- Data supplied
◆ ◆ ◆

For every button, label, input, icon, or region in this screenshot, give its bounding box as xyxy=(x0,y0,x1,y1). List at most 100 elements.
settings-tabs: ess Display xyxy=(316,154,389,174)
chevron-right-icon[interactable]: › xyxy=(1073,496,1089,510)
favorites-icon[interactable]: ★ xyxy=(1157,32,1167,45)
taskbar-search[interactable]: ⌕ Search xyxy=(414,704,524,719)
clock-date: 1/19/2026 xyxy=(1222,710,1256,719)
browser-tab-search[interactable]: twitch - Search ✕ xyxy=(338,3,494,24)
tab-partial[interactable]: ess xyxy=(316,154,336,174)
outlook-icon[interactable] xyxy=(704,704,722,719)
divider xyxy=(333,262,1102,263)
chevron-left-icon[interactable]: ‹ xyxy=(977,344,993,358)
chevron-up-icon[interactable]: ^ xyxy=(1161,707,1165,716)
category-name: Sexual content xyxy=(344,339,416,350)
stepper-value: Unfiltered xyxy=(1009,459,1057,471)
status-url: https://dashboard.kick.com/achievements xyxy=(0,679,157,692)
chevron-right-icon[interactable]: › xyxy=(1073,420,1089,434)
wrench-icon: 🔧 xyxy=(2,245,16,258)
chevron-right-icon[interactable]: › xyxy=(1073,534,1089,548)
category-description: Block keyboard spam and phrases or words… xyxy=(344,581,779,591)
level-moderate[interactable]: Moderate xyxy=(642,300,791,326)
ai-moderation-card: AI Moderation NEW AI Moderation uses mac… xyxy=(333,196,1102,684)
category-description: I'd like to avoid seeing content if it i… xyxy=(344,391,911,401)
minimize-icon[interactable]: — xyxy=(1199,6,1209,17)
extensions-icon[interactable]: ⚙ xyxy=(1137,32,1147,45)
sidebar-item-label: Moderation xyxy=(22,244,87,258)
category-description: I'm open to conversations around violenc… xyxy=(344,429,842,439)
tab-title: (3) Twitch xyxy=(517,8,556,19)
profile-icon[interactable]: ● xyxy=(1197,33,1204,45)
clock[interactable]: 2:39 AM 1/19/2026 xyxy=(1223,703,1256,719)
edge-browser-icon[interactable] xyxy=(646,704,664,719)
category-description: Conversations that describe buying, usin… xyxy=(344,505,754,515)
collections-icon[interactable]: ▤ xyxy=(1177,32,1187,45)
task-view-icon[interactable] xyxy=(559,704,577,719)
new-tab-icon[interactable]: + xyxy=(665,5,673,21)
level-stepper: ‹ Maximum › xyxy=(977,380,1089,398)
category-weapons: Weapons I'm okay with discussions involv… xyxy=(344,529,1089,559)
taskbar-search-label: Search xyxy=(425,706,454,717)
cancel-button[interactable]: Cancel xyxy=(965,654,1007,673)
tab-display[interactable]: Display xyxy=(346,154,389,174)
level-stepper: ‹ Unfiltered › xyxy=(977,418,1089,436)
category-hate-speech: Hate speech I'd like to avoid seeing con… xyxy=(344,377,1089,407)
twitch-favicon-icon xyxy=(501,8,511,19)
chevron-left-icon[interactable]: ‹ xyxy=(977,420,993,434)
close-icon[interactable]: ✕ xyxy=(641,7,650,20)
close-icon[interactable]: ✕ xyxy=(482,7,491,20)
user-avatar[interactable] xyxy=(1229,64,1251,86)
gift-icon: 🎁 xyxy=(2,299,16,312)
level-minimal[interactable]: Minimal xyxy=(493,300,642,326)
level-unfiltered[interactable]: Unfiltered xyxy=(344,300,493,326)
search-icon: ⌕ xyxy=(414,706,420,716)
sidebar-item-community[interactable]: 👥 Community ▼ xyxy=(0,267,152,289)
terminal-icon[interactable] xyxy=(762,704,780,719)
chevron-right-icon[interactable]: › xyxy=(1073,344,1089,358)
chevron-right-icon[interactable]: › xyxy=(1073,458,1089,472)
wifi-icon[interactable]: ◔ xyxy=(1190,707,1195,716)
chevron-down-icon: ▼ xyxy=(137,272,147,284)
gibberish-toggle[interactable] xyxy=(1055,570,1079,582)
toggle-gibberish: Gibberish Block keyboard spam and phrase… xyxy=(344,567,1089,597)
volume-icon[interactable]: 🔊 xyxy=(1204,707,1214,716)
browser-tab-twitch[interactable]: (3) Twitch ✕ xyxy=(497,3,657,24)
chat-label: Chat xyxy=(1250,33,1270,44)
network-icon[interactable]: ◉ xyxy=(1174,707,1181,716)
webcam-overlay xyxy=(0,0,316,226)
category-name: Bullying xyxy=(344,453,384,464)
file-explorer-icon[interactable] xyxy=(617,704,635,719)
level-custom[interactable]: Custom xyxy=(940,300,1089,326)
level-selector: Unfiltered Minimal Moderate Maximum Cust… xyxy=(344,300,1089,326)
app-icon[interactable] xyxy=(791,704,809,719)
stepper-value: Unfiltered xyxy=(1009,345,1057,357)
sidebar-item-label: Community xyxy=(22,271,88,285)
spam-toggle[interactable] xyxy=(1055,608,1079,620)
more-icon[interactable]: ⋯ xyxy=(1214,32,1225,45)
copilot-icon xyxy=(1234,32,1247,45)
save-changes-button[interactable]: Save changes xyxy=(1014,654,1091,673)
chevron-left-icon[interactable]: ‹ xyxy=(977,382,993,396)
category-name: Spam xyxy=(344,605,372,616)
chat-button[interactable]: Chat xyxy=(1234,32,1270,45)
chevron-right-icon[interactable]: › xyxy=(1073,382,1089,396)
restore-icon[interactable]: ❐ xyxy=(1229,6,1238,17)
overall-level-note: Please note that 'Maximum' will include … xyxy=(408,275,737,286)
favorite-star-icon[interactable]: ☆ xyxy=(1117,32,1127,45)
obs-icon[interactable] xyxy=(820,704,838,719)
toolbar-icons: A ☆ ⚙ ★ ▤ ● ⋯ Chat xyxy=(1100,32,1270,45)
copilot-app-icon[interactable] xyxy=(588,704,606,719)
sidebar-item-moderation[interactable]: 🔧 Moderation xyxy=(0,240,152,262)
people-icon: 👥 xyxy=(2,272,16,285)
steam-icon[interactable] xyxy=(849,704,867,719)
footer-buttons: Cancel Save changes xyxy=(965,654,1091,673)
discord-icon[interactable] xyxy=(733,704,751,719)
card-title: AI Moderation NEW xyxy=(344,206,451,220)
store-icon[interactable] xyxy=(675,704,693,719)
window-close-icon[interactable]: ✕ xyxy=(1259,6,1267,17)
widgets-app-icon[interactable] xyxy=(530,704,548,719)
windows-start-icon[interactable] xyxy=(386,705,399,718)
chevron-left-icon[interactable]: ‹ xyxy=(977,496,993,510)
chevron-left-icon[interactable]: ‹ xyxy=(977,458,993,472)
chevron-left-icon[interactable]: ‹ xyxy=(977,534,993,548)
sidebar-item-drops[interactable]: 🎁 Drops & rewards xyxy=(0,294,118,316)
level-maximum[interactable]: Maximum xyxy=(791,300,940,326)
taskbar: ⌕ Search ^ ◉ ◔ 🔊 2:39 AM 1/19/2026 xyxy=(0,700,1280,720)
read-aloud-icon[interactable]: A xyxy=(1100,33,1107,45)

◆ ◆ ◆

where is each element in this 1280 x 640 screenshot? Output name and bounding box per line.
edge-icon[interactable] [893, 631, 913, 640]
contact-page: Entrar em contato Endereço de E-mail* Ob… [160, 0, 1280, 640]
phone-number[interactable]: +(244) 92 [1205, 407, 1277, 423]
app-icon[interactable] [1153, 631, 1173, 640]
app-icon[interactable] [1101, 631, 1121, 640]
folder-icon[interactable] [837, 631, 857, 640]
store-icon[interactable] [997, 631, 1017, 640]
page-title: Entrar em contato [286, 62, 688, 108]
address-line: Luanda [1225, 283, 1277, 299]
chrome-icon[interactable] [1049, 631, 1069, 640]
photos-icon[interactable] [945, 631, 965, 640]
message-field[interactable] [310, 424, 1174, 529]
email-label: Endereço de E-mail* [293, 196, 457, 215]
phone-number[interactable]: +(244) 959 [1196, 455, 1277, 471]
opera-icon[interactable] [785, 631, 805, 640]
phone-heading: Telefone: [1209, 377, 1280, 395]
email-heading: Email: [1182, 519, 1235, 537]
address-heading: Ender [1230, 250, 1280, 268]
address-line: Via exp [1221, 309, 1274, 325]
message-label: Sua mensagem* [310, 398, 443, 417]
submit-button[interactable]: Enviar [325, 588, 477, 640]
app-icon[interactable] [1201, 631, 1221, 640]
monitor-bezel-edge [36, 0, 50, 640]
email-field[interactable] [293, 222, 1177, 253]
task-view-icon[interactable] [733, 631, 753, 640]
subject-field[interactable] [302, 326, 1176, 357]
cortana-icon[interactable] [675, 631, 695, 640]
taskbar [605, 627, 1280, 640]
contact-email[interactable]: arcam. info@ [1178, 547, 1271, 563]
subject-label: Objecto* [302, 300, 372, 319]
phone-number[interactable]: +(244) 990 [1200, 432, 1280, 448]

◆ ◆ ◆

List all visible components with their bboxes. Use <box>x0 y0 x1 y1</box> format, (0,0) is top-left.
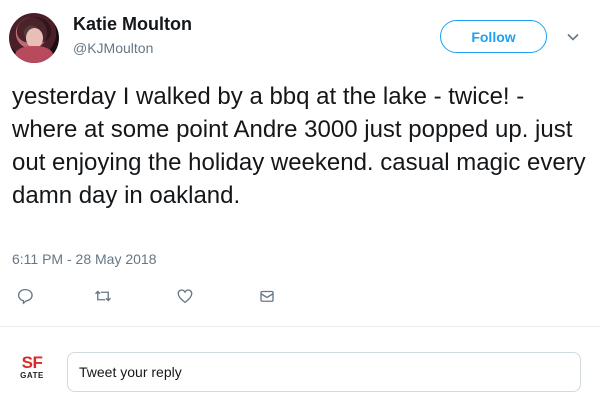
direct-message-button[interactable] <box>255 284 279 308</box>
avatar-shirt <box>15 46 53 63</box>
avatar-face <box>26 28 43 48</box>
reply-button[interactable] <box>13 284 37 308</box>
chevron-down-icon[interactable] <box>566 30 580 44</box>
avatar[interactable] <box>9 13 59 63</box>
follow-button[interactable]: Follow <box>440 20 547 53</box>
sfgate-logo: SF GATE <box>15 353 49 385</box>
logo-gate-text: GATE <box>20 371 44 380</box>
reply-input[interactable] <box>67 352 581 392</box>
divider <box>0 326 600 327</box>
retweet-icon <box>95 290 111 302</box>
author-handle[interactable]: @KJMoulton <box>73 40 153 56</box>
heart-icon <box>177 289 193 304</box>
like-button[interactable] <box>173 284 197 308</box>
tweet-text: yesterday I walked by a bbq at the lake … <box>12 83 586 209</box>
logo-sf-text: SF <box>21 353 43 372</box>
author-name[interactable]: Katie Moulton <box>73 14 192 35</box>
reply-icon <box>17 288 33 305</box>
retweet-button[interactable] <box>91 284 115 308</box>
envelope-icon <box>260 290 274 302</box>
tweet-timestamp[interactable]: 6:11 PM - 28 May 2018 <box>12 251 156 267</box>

◆ ◆ ◆

Quote the listing lines from the one containing "direct-message-button[interactable] <box>255 284" through the one containing "logo-gate-text: GATE <box>20 371 44 380</box>", both included, and nothing else.

direct-message-button[interactable] <box>255 284 279 308</box>
avatar-shirt <box>15 46 53 63</box>
avatar-face <box>26 28 43 48</box>
reply-button[interactable] <box>13 284 37 308</box>
chevron-down-icon[interactable] <box>566 30 580 44</box>
avatar[interactable] <box>9 13 59 63</box>
follow-button[interactable]: Follow <box>440 20 547 53</box>
sfgate-logo: SF GATE <box>15 353 49 385</box>
logo-gate-text: GATE <box>20 371 44 380</box>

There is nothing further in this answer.